# Start of DOCUMENT EXCERPT

Is there any other way? Something legally binding to say that she cannot control who he spends time with what he has his daughter/can't stop him from seeing their daughter like she has.



Well-Known Member
23 July 2014
First, yes, family dispute resolution - or mediation - is compulsory before you can take the matter to court because you need to obtain a s60i certificate before an initiating application will be accepted by the court.

Second, a parenting plan is not legally binding, but it does hold a great deal of legal weight if you make an initiating application. Basically, it tells the court 'this is what we have previously agreed to be in the best interests of the child'. When your partner goes to family dispute resolution, there may be a chance that an agreement is not reached, but provided a reasonable effort is made by your partner to reach an agreement, he will receive the appropriate documents he needs to pursue court.

Now, a word of wisdom:

Family dispute resolution is not for show.

I cannot stress enough how critically, vitally important it is to make a genuine effort to reach an agreement for care arrangements outside of court. You do not want to go to court. It is not your only avenue and it is not the best way to build a parenting relationship that meets the needs of the children. Court is extraordinarily daunting, costly and will impact your relationship in ways you cannot even begin to fathom, not to mention create a completely insurmountable rupture in the co-parenting relationship between your partner and his ex, which is not in any way what a child would ask for. Additionally, courts do not want to ever see you for parenting matters. I can assure you that you will never, ever get exactly what you are seeking out of a court because they are unpredictable at the best of times and don't care an inch for the squabbling between your partner and his ex.

# End of DOCUMENT EXCERPT
# Start of GIVEN INFORMATION

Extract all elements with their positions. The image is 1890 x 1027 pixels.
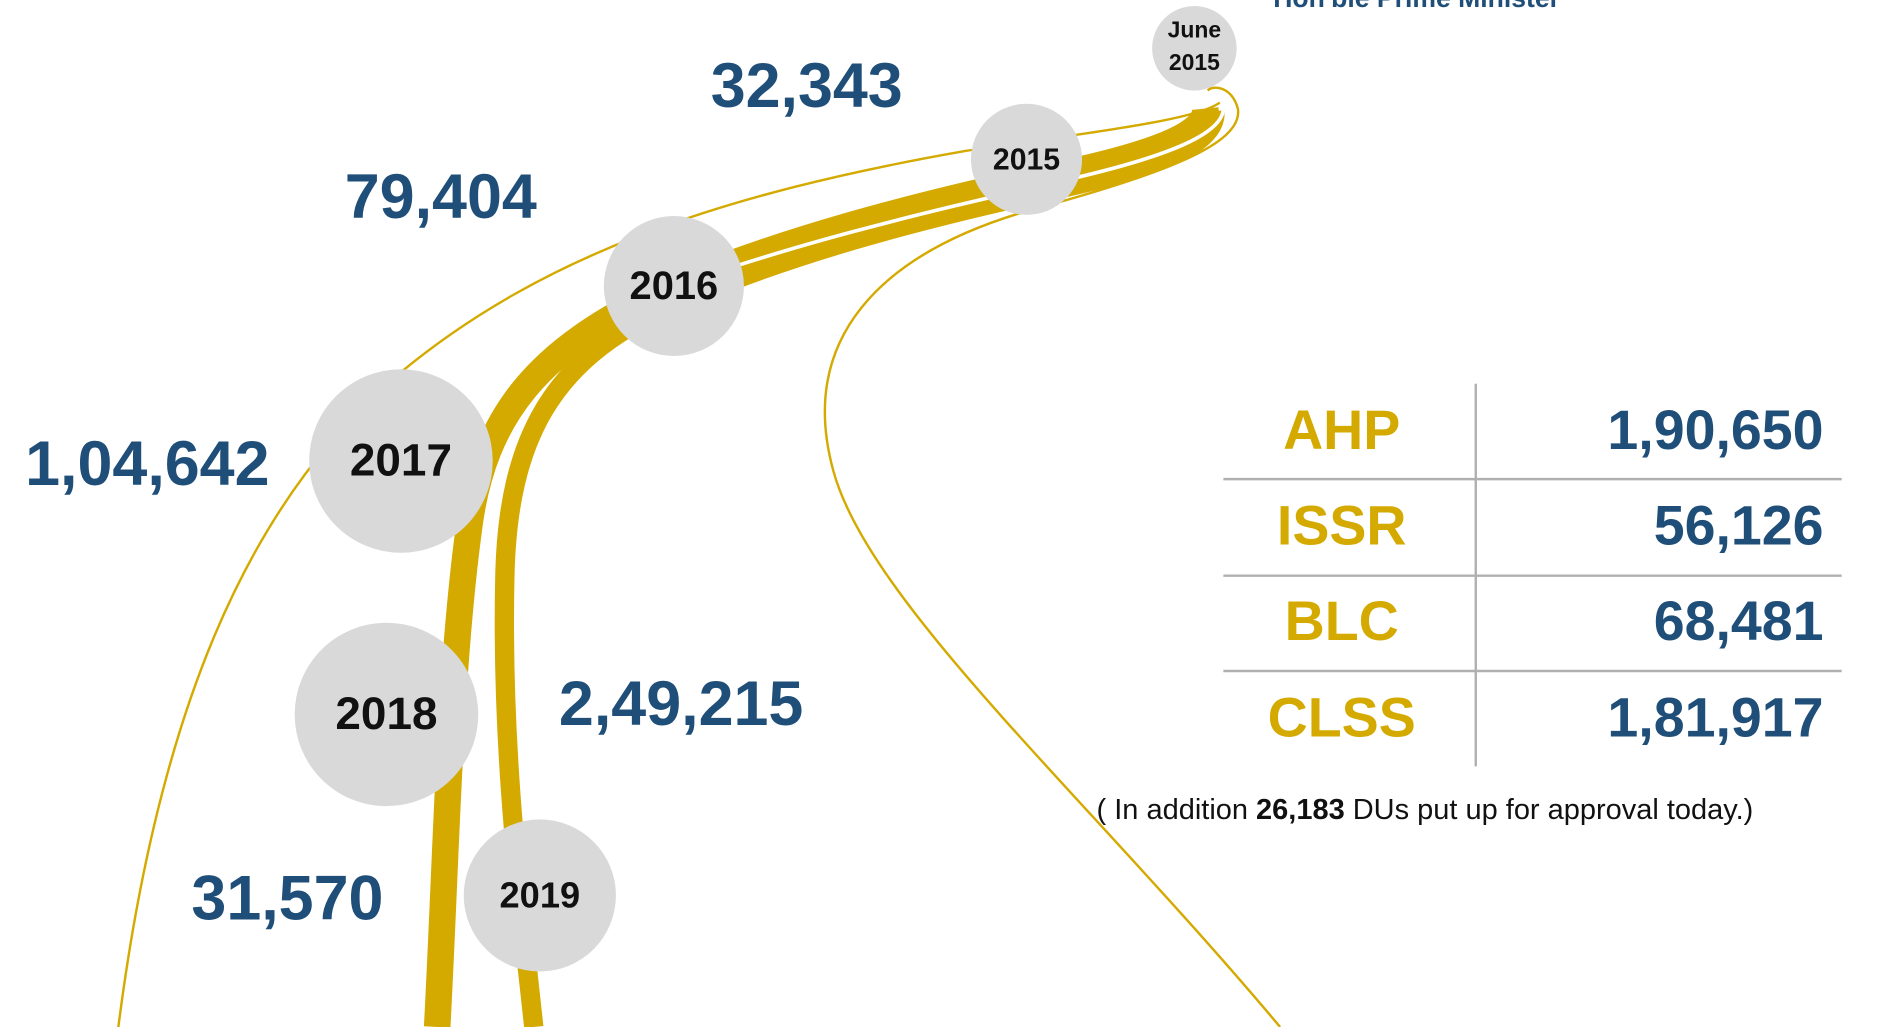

# End of GIVEN INFORMATION

THE TASKS.
a - From the family dispute resolution post, copy the passage from "Is there any" up to and including "by the court.".
b - According to the family dispute resolution post, what certificate must be obtained before the court will accept an initiating application?
c - List every adjective the family dispute resolution post applies directly to court in its final paragraph.

SOLUTIONS BY TASK.
a -
Is there any other way? Something legally binding to say that she cannot control who he spends time with what he has his daughter/can't stop him from seeing their daughter like she has.



Well-Known Member
23 July 2014
First, yes, family dispute resolution - or mediation - is compulsory before you can take the matter to court because you need to obtain a s60i certificate before an initiating application will be accepted by the court.

b - A s60i certificate.

c - daunting, costly, unpredictable